Pick out every line holding the string "галечниковыми" and copy it.

BEGIN Material to process

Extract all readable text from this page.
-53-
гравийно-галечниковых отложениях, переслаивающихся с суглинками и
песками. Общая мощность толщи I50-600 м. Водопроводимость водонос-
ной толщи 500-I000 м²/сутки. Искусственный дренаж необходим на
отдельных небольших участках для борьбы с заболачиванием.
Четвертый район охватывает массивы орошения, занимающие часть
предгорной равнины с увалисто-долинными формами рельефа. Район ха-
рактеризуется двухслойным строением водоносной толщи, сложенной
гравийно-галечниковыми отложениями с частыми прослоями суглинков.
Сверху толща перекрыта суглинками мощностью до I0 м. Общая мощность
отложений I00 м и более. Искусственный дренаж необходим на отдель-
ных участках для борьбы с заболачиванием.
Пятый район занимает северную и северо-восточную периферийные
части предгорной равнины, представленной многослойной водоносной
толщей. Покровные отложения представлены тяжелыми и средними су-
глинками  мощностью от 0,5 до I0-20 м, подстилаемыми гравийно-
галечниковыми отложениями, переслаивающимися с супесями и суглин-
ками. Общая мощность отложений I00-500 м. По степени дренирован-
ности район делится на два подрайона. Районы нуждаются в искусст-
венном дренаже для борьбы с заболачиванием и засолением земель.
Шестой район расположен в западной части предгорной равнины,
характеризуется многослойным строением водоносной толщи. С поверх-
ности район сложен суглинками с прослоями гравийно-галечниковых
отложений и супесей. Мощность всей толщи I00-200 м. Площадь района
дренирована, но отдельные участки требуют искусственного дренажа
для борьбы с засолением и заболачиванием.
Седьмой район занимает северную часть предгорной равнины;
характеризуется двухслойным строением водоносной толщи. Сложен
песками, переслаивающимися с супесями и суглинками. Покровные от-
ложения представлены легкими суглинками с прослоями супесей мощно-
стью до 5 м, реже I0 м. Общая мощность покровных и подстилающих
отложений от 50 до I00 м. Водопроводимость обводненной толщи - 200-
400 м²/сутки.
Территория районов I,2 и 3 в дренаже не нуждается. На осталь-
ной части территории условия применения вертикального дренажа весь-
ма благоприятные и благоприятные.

END Material to process
BEGIN Material to process

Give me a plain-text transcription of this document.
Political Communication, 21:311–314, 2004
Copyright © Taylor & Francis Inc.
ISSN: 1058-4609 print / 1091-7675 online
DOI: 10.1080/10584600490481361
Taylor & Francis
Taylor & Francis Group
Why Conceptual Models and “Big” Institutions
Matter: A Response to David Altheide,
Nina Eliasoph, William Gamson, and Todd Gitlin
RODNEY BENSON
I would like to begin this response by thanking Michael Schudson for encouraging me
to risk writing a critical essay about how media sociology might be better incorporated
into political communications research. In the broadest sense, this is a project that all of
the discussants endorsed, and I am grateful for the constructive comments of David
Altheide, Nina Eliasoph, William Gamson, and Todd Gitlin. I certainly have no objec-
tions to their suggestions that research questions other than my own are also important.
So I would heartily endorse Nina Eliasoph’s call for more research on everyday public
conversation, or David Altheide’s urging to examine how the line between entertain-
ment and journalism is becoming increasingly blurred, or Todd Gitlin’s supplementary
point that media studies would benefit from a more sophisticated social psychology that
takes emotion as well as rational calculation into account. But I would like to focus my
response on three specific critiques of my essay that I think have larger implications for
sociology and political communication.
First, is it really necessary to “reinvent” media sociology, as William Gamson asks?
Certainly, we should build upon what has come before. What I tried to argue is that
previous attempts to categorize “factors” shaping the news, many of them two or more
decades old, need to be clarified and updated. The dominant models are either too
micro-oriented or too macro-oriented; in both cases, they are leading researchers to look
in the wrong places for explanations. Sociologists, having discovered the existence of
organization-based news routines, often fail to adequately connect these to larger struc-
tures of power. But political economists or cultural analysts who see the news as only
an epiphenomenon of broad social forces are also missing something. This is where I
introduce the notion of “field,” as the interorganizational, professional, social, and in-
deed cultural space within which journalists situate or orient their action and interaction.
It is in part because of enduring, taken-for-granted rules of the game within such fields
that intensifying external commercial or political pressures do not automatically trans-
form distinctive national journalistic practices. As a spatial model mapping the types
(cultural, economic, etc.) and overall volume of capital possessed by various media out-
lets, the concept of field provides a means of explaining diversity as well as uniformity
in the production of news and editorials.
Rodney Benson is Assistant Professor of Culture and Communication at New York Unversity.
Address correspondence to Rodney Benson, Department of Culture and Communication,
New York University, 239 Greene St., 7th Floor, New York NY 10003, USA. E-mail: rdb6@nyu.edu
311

END Material to process

● Reply to the exercise
гравийно-галечниковыми отложениями с частыми прослоями суглинков.
галечниковыми отложениями, переслаивающимися с супесями и суглин-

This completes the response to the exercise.